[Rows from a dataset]
┄┄┄┄┄┄

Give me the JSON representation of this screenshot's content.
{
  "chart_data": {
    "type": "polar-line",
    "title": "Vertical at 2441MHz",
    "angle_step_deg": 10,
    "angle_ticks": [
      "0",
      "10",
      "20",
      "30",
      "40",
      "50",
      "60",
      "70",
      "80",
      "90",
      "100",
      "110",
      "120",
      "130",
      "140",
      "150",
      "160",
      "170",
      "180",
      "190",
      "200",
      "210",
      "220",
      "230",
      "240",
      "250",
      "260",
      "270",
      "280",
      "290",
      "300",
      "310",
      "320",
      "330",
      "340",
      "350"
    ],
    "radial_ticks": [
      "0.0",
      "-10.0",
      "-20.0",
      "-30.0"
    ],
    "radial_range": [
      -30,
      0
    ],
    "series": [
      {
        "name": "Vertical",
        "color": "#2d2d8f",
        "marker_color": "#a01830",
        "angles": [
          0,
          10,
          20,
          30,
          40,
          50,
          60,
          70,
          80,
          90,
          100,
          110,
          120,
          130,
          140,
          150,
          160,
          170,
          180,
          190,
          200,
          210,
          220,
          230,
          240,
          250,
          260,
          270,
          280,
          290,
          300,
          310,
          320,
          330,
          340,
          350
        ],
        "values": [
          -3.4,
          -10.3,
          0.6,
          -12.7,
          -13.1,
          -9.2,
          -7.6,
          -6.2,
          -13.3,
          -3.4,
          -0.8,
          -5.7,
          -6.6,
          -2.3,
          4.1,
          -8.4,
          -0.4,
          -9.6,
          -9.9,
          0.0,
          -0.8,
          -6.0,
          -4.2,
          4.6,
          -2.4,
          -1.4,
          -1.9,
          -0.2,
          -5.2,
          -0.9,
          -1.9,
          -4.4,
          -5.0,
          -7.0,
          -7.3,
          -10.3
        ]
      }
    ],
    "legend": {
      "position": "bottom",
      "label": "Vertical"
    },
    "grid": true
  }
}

┄┄┄┄┄┄

• _GOAL_: Pick out all lines containing the string "Vertical".

• _OUTPUT FOR THIS EXERCISE_:
    "title": "Vertical at 2441MHz",
        "name": "Vertical",
      "label": "Vertical"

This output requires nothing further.